=== EXERCISE AIM ===
Return every line from the start of the data through the line containing "area-none xyxy=(295,101,749,367)", inclusive, as a JSON list of strings with one string per line and no blank lines.

═══ DATASET EXCERPTS ═══

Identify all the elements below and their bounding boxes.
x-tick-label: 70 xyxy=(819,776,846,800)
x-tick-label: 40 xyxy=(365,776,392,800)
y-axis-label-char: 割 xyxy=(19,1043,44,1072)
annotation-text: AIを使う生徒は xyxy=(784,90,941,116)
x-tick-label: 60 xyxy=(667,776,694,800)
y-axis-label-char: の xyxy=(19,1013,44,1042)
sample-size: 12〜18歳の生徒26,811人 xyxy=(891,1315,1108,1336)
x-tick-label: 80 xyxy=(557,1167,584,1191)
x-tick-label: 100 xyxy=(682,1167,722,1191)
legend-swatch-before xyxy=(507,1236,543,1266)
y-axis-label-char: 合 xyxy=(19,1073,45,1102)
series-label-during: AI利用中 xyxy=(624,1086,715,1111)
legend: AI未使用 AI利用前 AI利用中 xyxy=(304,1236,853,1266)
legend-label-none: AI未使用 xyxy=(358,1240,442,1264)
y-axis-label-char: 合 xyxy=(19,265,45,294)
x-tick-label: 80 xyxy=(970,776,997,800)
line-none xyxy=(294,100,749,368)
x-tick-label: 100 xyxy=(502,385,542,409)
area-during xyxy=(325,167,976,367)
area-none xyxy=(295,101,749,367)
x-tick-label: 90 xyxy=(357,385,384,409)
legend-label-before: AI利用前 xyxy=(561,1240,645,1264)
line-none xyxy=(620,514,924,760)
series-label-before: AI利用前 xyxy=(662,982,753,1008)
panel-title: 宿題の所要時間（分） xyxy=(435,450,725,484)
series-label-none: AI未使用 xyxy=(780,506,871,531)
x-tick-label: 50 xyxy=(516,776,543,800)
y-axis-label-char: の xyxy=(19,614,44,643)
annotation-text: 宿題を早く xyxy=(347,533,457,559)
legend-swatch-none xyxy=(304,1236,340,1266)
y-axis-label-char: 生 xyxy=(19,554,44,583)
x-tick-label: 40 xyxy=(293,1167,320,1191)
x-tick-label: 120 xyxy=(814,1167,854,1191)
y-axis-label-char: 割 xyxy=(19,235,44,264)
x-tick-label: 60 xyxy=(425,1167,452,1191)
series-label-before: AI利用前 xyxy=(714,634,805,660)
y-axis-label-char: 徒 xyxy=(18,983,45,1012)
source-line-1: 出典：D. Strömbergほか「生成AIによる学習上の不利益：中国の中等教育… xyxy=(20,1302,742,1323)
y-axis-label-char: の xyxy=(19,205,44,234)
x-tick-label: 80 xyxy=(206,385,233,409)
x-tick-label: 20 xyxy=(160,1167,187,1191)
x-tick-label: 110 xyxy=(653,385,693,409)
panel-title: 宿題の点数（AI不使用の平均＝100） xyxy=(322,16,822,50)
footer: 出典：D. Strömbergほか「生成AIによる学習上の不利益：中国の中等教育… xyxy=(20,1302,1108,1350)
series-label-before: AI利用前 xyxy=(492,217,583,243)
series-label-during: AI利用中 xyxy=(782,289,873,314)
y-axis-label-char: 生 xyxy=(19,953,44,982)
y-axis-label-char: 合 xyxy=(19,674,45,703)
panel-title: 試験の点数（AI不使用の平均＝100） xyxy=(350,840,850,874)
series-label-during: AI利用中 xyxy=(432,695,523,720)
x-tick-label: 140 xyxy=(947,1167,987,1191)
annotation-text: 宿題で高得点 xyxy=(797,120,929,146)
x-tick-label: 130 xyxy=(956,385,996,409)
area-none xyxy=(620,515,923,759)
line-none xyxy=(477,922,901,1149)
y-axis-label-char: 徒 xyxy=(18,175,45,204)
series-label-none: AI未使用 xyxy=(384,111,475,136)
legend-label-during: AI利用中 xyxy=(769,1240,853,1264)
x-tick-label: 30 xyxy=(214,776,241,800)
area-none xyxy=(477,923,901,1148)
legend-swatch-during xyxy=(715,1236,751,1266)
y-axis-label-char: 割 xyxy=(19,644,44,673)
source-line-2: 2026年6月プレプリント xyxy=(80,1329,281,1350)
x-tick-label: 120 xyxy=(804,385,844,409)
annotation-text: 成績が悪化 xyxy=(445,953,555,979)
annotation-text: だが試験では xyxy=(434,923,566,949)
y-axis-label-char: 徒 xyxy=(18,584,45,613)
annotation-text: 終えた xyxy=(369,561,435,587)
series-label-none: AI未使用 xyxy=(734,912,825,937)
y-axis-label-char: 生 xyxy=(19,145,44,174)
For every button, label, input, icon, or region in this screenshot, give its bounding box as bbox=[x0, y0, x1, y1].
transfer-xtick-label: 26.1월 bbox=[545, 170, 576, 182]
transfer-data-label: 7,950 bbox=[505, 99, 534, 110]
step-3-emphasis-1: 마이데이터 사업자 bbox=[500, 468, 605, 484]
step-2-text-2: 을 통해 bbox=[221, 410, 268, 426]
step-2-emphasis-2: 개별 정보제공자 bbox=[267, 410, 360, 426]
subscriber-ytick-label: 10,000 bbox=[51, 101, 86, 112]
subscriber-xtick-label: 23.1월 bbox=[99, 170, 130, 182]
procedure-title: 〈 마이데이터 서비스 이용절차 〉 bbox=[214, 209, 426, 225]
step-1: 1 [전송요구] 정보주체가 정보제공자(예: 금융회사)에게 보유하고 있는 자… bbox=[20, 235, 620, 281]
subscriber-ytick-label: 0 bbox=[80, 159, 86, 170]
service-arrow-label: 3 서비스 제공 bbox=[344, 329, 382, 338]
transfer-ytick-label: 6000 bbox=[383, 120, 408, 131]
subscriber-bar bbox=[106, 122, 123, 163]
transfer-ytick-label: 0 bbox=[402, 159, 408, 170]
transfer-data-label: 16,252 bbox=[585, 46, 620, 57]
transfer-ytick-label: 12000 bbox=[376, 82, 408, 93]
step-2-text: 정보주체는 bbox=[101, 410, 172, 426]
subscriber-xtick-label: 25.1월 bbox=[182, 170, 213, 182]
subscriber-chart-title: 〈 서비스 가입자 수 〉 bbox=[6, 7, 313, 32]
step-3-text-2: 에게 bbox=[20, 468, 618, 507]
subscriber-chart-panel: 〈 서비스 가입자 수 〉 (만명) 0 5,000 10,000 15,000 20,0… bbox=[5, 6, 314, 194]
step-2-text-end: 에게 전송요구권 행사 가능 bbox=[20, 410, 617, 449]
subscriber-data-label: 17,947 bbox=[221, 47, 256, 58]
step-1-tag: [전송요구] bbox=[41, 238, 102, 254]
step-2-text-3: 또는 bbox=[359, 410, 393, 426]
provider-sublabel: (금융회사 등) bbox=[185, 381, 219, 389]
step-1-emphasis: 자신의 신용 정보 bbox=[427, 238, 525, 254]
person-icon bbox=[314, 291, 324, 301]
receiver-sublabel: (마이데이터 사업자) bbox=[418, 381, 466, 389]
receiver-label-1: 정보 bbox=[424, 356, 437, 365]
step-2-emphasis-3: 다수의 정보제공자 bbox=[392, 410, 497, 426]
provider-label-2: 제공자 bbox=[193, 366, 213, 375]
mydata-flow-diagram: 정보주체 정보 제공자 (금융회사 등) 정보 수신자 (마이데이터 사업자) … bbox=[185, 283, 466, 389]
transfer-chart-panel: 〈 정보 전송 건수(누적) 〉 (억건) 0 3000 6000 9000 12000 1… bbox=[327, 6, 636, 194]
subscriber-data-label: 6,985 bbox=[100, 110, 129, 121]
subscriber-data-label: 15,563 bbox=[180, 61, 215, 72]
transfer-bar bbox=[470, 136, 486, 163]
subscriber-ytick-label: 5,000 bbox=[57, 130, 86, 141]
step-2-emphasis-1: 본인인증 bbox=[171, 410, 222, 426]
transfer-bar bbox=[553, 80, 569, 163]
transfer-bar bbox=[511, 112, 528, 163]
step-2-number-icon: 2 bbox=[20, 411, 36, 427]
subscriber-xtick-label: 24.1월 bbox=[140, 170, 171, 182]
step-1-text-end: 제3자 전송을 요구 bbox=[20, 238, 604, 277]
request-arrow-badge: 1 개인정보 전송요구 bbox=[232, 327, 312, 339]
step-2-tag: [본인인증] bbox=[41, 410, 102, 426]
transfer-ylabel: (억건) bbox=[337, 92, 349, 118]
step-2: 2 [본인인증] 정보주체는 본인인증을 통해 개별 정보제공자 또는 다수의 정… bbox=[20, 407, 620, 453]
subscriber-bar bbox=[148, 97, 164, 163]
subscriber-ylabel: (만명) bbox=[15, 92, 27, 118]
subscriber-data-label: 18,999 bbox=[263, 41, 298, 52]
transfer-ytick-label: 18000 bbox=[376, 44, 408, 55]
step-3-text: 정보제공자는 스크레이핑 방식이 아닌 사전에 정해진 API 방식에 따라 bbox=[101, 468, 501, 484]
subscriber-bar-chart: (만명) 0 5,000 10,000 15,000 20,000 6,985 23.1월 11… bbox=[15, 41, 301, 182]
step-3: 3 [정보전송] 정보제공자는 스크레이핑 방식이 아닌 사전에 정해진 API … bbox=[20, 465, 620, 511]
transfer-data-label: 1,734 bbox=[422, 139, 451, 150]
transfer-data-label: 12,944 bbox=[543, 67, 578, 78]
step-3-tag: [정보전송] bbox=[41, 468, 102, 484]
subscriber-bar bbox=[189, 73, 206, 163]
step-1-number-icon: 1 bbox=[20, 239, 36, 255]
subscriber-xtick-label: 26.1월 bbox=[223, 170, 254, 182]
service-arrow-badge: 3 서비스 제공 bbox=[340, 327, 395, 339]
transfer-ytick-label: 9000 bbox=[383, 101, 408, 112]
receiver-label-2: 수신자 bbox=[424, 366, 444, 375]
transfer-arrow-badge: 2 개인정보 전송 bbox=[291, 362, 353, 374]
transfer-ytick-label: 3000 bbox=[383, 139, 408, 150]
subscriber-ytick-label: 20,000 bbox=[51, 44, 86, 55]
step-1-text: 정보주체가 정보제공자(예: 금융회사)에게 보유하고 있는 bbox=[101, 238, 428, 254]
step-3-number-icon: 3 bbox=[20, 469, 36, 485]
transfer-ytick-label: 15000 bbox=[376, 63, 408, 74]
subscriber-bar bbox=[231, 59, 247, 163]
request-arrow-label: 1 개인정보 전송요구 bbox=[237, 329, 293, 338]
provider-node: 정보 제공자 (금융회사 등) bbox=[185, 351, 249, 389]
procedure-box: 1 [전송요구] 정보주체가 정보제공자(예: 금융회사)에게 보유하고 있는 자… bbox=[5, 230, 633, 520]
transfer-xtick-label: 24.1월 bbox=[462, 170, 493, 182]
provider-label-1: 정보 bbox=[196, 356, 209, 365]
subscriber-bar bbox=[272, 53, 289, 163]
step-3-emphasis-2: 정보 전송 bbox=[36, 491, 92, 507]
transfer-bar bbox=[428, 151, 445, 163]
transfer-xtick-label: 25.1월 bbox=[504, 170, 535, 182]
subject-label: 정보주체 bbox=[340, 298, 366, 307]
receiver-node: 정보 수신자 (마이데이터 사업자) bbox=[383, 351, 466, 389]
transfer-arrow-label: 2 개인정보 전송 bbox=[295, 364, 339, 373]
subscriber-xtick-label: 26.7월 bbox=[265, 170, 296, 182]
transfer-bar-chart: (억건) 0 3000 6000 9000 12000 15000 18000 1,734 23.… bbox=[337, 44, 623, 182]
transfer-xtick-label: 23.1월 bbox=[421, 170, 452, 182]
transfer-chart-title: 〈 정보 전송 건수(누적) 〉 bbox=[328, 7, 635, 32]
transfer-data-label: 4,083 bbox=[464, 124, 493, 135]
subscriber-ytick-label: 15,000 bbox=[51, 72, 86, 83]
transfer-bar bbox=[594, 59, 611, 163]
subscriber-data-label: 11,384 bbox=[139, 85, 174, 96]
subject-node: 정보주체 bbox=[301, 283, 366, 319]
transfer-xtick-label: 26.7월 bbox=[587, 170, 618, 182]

═══

=== SOLVED PROBLEM ===
[
  "Identify all the elements below and their bounding boxes.",
  "x-tick-label: 70 xyxy=(819,776,846,800)",
  "x-tick-label: 40 xyxy=(365,776,392,800)",
  "y-axis-label-char: 割 xyxy=(19,1043,44,1072)",
  "annotation-text: AIを使う生徒は xyxy=(784,90,941,116)",
  "x-tick-label: 60 xyxy=(667,776,694,800)",
  "y-axis-label-char: の xyxy=(19,1013,44,1042)",
  "sample-size: 12〜18歳の生徒26,811人 xyxy=(891,1315,1108,1336)",
  "x-tick-label: 80 xyxy=(557,1167,584,1191)",
  "x-tick-label: 100 xyxy=(682,1167,722,1191)",
  "legend-swatch-before xyxy=(507,1236,543,1266)",
  "y-axis-label-char: 合 xyxy=(19,1073,45,1102)",
  "series-label-during: AI利用中 xyxy=(624,1086,715,1111)",
  "legend: AI未使用 AI利用前 AI利用中 xyxy=(304,1236,853,1266)",
  "legend-label-none: AI未使用 xyxy=(358,1240,442,1264)",
  "y-axis-label-char: 合 xyxy=(19,265,45,294)",
  "x-tick-label: 80 xyxy=(970,776,997,800)",
  "line-none xyxy=(294,100,749,368)",
  "x-tick-label: 100 xyxy=(502,385,542,409)",
  "area-during xyxy=(325,167,976,367)",
  "area-none xyxy=(295,101,749,367)"
]